▶ Written instruction:
Copy all of the material below word for word, leaving out the pictures.

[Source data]

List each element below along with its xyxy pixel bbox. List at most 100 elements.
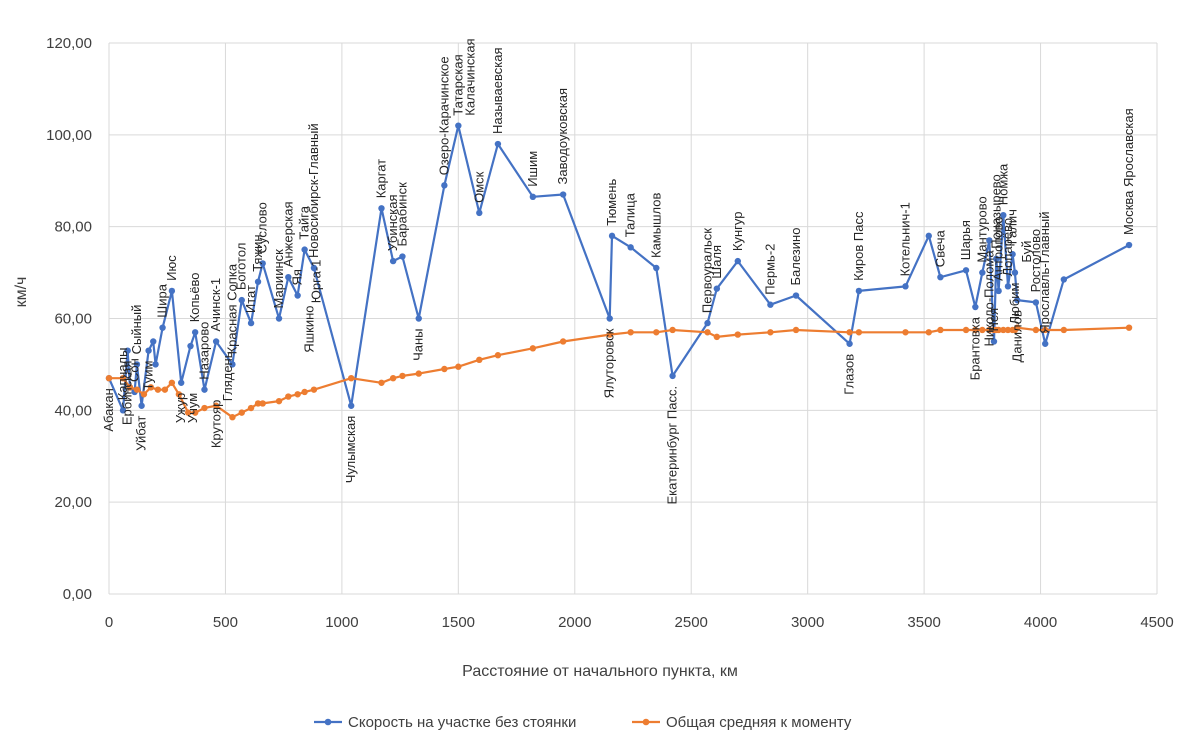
data-point — [133, 361, 141, 368]
station-label: Учум — [185, 393, 200, 423]
data-point — [310, 264, 318, 272]
data-point — [247, 404, 255, 412]
station-label: Заводоуковская — [555, 88, 570, 185]
data-point — [191, 329, 199, 336]
data-point — [105, 374, 113, 382]
station-label: Юрга-1 — [309, 260, 324, 304]
data-point — [378, 379, 385, 386]
data-point — [147, 384, 155, 391]
data-point — [455, 122, 462, 129]
data-point — [1014, 296, 1021, 304]
station-label: Шира — [155, 283, 170, 317]
station-label: Киров Пасс — [851, 211, 866, 281]
data-point — [1032, 299, 1040, 306]
station-label: Москва Ярославская — [1121, 108, 1136, 235]
x-axis-title: Расстояние от начального пункта, км — [462, 663, 738, 680]
station-label: Любим — [1007, 283, 1022, 325]
x-tick-label: 1000 — [325, 614, 358, 631]
data-point — [669, 372, 676, 380]
data-point — [275, 397, 283, 405]
data-point — [962, 326, 970, 334]
station-label: Шарья — [958, 220, 973, 260]
data-point — [441, 365, 448, 373]
data-point — [979, 326, 986, 334]
x-tick-label: 2500 — [675, 614, 708, 631]
x-tick-label: 3500 — [907, 614, 940, 631]
station-label: Лопарёво — [1000, 218, 1015, 276]
station-label: Тяжин — [250, 234, 265, 271]
data-point — [212, 338, 220, 345]
station-label: Туим — [141, 361, 156, 391]
data-point — [972, 303, 979, 311]
data-point — [301, 388, 308, 396]
station-label: Камышлов — [648, 193, 663, 258]
data-point — [201, 404, 208, 412]
data-point — [559, 191, 567, 198]
data-point — [627, 244, 634, 251]
data-point — [212, 402, 220, 409]
station-label: Абакан — [101, 388, 116, 431]
data-point — [201, 386, 208, 393]
data-point — [993, 255, 1000, 263]
data-point — [126, 384, 134, 391]
legend-label-average: Общая средняя к моменту — [666, 714, 852, 731]
data-point — [191, 409, 199, 416]
station-label: Балезино — [788, 228, 803, 286]
station-label: Ужур — [173, 393, 188, 423]
data-point — [294, 391, 301, 398]
data-point — [529, 345, 537, 352]
station-label: Новосибирск-Главный — [306, 123, 321, 258]
y-tick-label: 80,00 — [54, 219, 92, 236]
data-point — [1000, 211, 1007, 219]
data-point — [606, 331, 613, 338]
station-label: Суслово — [255, 202, 270, 253]
data-point — [187, 342, 194, 350]
station-label: Каргат — [374, 159, 389, 198]
x-tick-label: 1500 — [442, 614, 475, 631]
y-tick-label: 0,00 — [63, 586, 92, 603]
data-point — [925, 329, 932, 336]
data-point — [653, 329, 660, 336]
station-label: Яшкино — [302, 306, 317, 353]
data-point — [119, 374, 127, 382]
station-label: Кунгур — [730, 212, 745, 252]
station-label: Чаны — [411, 329, 426, 361]
data-point — [713, 285, 721, 292]
data-point — [154, 386, 162, 393]
station-label: Ербинская — [120, 361, 135, 426]
legend-marker-average — [642, 718, 650, 726]
station-label: Итат — [243, 285, 258, 313]
data-point — [159, 324, 166, 331]
data-point — [1125, 241, 1133, 249]
data-point — [627, 329, 634, 336]
data-point — [138, 402, 145, 409]
station-label: Ярославль-Главный — [1037, 212, 1052, 334]
x-tick-label: 0 — [105, 614, 113, 631]
data-point — [653, 264, 660, 272]
data-point — [177, 379, 185, 386]
data-point — [476, 209, 483, 217]
x-tick-label: 4500 — [1140, 614, 1173, 631]
data-point — [979, 269, 986, 276]
data-point — [455, 363, 462, 370]
data-point — [389, 257, 397, 265]
station-label: Красная Сопка — [224, 263, 239, 354]
data-point — [168, 379, 176, 386]
station-label: Калачинская — [462, 38, 477, 115]
data-point — [238, 296, 245, 304]
data-point — [247, 319, 255, 327]
data-point — [184, 409, 192, 416]
x-tick-label: 2000 — [558, 614, 591, 631]
y-tick-label: 120,00 — [46, 35, 92, 52]
data-point — [995, 326, 1002, 334]
data-point — [399, 253, 406, 260]
data-point — [846, 329, 853, 336]
data-point — [254, 278, 262, 285]
station-label: Крутояр — [209, 400, 224, 448]
data-point — [1032, 326, 1040, 334]
y-tick-label: 100,00 — [46, 127, 92, 144]
station-label: Антропово — [991, 216, 1006, 281]
data-point — [606, 315, 613, 322]
data-point — [1004, 283, 1012, 290]
data-point — [937, 326, 944, 334]
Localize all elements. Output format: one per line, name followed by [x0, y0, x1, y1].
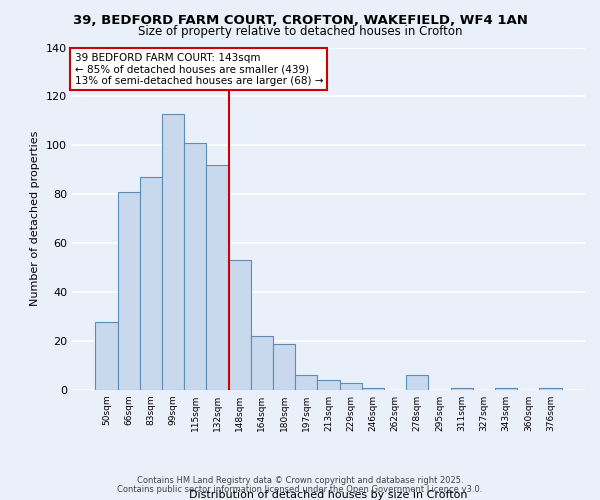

▶ Task answer:
List each element below along with its xyxy pixel bbox. List at most 100 elements.
data-point — [133, 361, 141, 368]
station-label: Учум — [185, 393, 200, 423]
data-point — [310, 264, 318, 272]
data-point — [247, 404, 255, 412]
station-label: Заводоуковская — [555, 88, 570, 185]
data-point — [191, 329, 199, 336]
data-point — [105, 374, 113, 382]
station-label: Юрга-1 — [309, 260, 324, 304]
data-point — [378, 379, 385, 386]
data-point — [147, 384, 155, 391]
data-point — [455, 122, 462, 129]
data-point — [1014, 296, 1021, 304]
station-label: Шира — [155, 283, 170, 317]
station-label: Киров Пасс — [851, 211, 866, 281]
data-point — [1032, 299, 1040, 306]
station-label: Москва Ярославская — [1121, 108, 1136, 235]
x-axis-title: Расстояние от начального пункта, км — [462, 663, 738, 680]
station-label: Любим — [1007, 283, 1022, 325]
x-tick-label: 1000 — [325, 614, 358, 631]
data-point — [669, 372, 676, 380]
data-point — [275, 397, 283, 405]
data-point — [962, 326, 970, 334]
station-label: Шарья — [958, 220, 973, 260]
data-point — [441, 365, 448, 373]
data-point — [979, 326, 986, 334]
x-tick-label: 2500 — [675, 614, 708, 631]
x-tick-label: 3500 — [907, 614, 940, 631]
station-label: Лопарёво — [1000, 218, 1015, 276]
station-label: Тяжин — [250, 234, 265, 271]
data-point — [212, 338, 220, 345]
station-label: Туим — [141, 361, 156, 391]
data-point — [972, 303, 979, 311]
data-point — [301, 388, 308, 396]
station-label: Камышлов — [648, 193, 663, 258]
data-point — [201, 404, 208, 412]
data-point — [559, 191, 567, 198]
data-point — [627, 244, 634, 251]
data-point — [212, 402, 220, 409]
station-label: Абакан — [101, 388, 116, 431]
data-point — [201, 386, 208, 393]
data-point — [993, 255, 1000, 263]
data-point — [126, 384, 134, 391]
legend-label-average: Общая средняя к моменту — [666, 714, 852, 731]
data-point — [191, 409, 199, 416]
station-label: Балезино — [788, 228, 803, 286]
station-label: Ужур — [173, 393, 188, 423]
data-point — [294, 391, 301, 398]
data-point — [529, 345, 537, 352]
station-label: Новосибирск-Главный — [306, 123, 321, 258]
y-tick-label: 80,00 — [54, 219, 92, 236]
data-point — [1000, 211, 1007, 219]
data-point — [606, 331, 613, 338]
station-label: Суслово — [255, 202, 270, 253]
data-point — [187, 342, 194, 350]
station-label: Каргат — [374, 159, 389, 198]
x-tick-label: 1500 — [442, 614, 475, 631]
y-tick-label: 0,00 — [63, 586, 92, 603]
data-point — [925, 329, 932, 336]
data-point — [653, 329, 660, 336]
station-label: Яшкино — [302, 306, 317, 353]
data-point — [119, 374, 127, 382]
station-label: Кунгур — [730, 212, 745, 252]
station-label: Чаны — [411, 329, 426, 361]
data-point — [713, 285, 721, 292]
data-point — [154, 386, 162, 393]
station-label: Ербинская — [120, 361, 135, 426]
legend-marker-average — [642, 718, 650, 726]
station-label: Итат — [243, 285, 258, 313]
data-point — [159, 324, 166, 331]
data-point — [1125, 241, 1133, 249]
data-point — [627, 329, 634, 336]
data-point — [138, 402, 145, 409]
station-label: Ярославль-Главный — [1037, 212, 1052, 334]
x-tick-label: 0 — [105, 614, 113, 631]
data-point — [653, 264, 660, 272]
data-point — [177, 379, 185, 386]
data-point — [476, 209, 483, 217]
x-tick-label: 4500 — [1140, 614, 1173, 631]
data-point — [979, 269, 986, 276]
data-point — [455, 363, 462, 370]
data-point — [389, 257, 397, 265]
station-label: Красная Сопка — [224, 263, 239, 354]
data-point — [168, 379, 176, 386]
station-label: Калачинская — [462, 38, 477, 115]
data-point — [238, 296, 245, 304]
data-point — [247, 319, 255, 327]
data-point — [184, 409, 192, 416]
x-tick-label: 2000 — [558, 614, 591, 631]
y-tick-label: 120,00 — [46, 35, 92, 52]
data-point — [995, 326, 1002, 334]
data-point — [399, 253, 406, 260]
data-point — [846, 329, 853, 336]
data-point — [254, 278, 262, 285]
station-label: Крутояр — [209, 400, 224, 448]
data-point — [1032, 326, 1040, 334]
y-tick-label: 100,00 — [46, 127, 92, 144]
station-label: Антропово — [991, 216, 1006, 281]
data-point — [606, 315, 613, 322]
data-point — [1004, 283, 1012, 290]
data-point — [937, 326, 944, 334]
Localize all elements. Output format: one per line, name followed by [x0, y0, x1, y1].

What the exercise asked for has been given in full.